Pull every line holding the string "جامعة" from the records below.

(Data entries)
━━━━━━━━━━

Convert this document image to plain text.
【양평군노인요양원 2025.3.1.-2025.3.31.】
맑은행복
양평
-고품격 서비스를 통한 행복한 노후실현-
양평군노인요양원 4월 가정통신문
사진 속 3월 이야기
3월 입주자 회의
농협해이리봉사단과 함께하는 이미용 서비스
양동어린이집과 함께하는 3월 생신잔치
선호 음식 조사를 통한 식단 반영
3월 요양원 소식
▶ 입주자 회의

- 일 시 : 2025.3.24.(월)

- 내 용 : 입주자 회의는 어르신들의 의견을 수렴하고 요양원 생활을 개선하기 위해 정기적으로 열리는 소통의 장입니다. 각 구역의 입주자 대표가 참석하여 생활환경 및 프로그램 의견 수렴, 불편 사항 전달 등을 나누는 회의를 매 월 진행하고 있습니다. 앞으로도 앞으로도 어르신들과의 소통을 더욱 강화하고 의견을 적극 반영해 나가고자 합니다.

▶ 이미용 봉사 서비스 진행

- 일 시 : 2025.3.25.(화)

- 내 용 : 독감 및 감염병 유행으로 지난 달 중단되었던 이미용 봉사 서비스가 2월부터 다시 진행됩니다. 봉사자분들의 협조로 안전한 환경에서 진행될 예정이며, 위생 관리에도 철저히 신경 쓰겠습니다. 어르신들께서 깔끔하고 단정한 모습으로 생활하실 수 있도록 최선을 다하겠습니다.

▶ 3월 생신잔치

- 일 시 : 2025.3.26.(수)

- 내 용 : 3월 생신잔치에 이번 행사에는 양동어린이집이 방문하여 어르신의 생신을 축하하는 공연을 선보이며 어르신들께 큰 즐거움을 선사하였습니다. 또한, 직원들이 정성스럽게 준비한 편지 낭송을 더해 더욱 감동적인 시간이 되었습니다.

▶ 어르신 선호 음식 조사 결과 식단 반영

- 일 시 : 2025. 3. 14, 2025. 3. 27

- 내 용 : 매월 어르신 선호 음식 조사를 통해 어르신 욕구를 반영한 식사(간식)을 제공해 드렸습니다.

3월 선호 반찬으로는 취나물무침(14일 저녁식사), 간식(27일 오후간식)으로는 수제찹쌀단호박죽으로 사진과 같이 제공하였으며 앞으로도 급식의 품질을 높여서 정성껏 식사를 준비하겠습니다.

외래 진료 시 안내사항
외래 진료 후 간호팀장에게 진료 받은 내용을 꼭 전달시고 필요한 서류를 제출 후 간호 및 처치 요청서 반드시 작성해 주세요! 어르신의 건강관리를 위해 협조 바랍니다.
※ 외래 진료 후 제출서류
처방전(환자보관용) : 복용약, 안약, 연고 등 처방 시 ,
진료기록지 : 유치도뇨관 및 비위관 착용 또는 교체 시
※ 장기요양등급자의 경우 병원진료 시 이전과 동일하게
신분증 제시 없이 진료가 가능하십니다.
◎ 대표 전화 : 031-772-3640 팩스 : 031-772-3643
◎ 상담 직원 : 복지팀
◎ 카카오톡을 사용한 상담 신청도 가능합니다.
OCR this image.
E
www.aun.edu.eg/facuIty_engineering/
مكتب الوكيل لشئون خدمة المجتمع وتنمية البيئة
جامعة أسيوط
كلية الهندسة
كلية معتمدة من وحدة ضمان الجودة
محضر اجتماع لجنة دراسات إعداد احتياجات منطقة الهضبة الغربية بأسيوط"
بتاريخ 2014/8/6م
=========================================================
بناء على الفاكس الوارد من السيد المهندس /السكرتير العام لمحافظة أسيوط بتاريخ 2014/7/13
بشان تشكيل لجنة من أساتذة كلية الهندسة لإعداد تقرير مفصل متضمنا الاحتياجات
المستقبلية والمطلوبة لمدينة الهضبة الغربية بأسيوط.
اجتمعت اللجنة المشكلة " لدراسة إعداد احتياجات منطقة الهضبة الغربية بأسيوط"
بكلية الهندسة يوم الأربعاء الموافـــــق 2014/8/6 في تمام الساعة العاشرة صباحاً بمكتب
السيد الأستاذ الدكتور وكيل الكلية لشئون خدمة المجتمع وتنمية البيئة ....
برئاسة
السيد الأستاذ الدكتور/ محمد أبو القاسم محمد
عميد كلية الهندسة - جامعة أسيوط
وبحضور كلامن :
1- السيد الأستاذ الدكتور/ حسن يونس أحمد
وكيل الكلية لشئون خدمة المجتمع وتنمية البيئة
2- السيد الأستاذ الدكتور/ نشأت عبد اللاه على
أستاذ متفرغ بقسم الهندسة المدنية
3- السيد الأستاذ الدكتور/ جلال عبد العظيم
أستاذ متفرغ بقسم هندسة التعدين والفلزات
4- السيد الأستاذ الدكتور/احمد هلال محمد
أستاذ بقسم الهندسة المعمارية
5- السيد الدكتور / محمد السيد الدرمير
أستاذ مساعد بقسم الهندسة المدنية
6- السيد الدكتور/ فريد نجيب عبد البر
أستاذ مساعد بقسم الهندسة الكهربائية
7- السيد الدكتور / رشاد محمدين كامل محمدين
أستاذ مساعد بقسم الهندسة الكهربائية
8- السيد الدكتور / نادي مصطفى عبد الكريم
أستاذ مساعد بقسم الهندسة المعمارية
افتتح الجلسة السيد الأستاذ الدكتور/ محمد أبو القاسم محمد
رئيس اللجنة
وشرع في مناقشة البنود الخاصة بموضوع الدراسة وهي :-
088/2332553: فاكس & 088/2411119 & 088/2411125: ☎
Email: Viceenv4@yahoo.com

━━━━━━━━━━

# Solution for this task
جامعة أسيوط
عميد كلية الهندسة - جامعة أسيوط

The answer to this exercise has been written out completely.